§ Source records:
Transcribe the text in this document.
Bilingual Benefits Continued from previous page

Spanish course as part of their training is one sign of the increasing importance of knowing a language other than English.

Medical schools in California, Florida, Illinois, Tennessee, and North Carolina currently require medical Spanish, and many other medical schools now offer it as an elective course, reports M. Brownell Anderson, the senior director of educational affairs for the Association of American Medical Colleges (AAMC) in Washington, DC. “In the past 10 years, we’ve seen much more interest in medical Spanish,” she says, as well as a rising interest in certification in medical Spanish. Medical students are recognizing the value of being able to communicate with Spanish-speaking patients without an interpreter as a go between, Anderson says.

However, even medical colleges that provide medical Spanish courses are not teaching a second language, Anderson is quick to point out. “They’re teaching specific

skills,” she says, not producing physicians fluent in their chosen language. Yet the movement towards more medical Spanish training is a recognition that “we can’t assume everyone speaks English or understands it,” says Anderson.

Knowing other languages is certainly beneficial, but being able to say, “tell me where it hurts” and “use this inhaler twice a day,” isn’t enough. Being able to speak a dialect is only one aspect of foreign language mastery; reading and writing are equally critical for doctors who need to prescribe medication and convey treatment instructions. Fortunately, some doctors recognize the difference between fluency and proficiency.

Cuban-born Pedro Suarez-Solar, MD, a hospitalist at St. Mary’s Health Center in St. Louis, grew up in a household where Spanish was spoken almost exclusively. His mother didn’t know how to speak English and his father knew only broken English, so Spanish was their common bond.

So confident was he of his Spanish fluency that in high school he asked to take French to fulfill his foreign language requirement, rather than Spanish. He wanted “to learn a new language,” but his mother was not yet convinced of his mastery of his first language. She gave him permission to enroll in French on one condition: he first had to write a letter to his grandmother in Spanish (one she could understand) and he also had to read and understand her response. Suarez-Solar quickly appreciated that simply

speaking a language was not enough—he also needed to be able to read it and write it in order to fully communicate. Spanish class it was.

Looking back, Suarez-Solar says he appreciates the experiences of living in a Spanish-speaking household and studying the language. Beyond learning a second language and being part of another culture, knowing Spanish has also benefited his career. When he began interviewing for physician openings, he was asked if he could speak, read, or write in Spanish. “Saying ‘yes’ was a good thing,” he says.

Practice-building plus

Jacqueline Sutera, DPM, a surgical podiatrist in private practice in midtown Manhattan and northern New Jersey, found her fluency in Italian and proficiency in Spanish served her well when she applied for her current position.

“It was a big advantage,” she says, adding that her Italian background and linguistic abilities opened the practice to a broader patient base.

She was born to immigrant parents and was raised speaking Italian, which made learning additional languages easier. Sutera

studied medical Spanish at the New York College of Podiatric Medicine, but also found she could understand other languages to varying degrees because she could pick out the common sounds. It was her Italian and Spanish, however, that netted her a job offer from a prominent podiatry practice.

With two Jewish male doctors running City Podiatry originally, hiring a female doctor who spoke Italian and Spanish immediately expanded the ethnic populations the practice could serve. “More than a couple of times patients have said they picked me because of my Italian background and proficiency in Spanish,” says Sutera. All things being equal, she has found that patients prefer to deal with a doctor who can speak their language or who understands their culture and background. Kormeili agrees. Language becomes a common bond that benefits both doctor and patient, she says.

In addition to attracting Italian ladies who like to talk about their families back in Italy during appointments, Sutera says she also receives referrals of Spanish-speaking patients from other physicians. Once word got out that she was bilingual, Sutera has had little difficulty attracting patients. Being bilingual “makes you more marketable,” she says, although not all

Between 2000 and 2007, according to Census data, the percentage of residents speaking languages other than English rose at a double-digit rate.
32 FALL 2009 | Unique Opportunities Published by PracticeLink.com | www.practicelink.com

§ Task to carry out: From the entries above, work out the number of lines containing the string "because" and give that number by itself.

§ Reply to the task: 2